** Begin Records for this exercise **
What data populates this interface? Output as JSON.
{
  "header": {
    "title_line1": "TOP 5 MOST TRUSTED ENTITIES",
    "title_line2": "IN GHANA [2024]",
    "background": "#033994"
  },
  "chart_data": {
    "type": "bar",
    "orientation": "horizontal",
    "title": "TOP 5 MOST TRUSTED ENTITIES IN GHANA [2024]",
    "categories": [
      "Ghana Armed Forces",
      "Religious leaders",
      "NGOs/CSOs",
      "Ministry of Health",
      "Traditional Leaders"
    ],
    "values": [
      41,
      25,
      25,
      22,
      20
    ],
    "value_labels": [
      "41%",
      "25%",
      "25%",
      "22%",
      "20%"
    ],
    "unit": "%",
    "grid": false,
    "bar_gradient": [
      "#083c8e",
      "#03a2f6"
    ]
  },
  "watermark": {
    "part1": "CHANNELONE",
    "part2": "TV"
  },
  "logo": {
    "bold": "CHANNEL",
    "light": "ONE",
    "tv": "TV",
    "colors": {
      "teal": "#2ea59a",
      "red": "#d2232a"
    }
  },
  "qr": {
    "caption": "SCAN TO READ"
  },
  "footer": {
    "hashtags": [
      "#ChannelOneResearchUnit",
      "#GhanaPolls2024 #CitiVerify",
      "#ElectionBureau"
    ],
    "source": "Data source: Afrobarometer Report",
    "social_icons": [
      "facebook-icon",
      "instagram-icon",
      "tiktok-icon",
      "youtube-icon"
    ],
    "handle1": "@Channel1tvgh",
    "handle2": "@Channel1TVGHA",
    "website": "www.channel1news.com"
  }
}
** End Records for this exercise **
> **Exercise goal**: From the data above, extract every line in its exact form.

> **Exercise result**:
What data populates this interface? Output as JSON.
{
  "header": {
    "title_line1": "TOP 5 MOST TRUSTED ENTITIES",
    "title_line2": "IN GHANA [2024]",
    "background": "#033994"
  },
  "chart_data": {
    "type": "bar",
    "orientation": "horizontal",
    "title": "TOP 5 MOST TRUSTED ENTITIES IN GHANA [2024]",
    "categories": [
      "Ghana Armed Forces",
      "Religious leaders",
      "NGOs/CSOs",
      "Ministry of Health",
      "Traditional Leaders"
    ],
    "values": [
      41,
      25,
      25,
      22,
      20
    ],
    "value_labels": [
      "41%",
      "25%",
      "25%",
      "22%",
      "20%"
    ],
    "unit": "%",
    "grid": false,
    "bar_gradient": [
      "#083c8e",
      "#03a2f6"
    ]
  },
  "watermark": {
    "part1": "CHANNELONE",
    "part2": "TV"
  },
  "logo": {
    "bold": "CHANNEL",
    "light": "ONE",
    "tv": "TV",
    "colors": {
      "teal": "#2ea59a",
      "red": "#d2232a"
    }
  },
  "qr": {
    "caption": "SCAN TO READ"
  },
  "footer": {
    "hashtags": [
      "#ChannelOneResearchUnit",
      "#GhanaPolls2024 #CitiVerify",
      "#ElectionBureau"
    ],
    "source": "Data source: Afrobarometer Report",
    "social_icons": [
      "facebook-icon",
      "instagram-icon",
      "tiktok-icon",
      "youtube-icon"
    ],
    "handle1": "@Channel1tvgh",
    "handle2": "@Channel1TVGHA",
    "website": "www.channel1news.com"
  }
}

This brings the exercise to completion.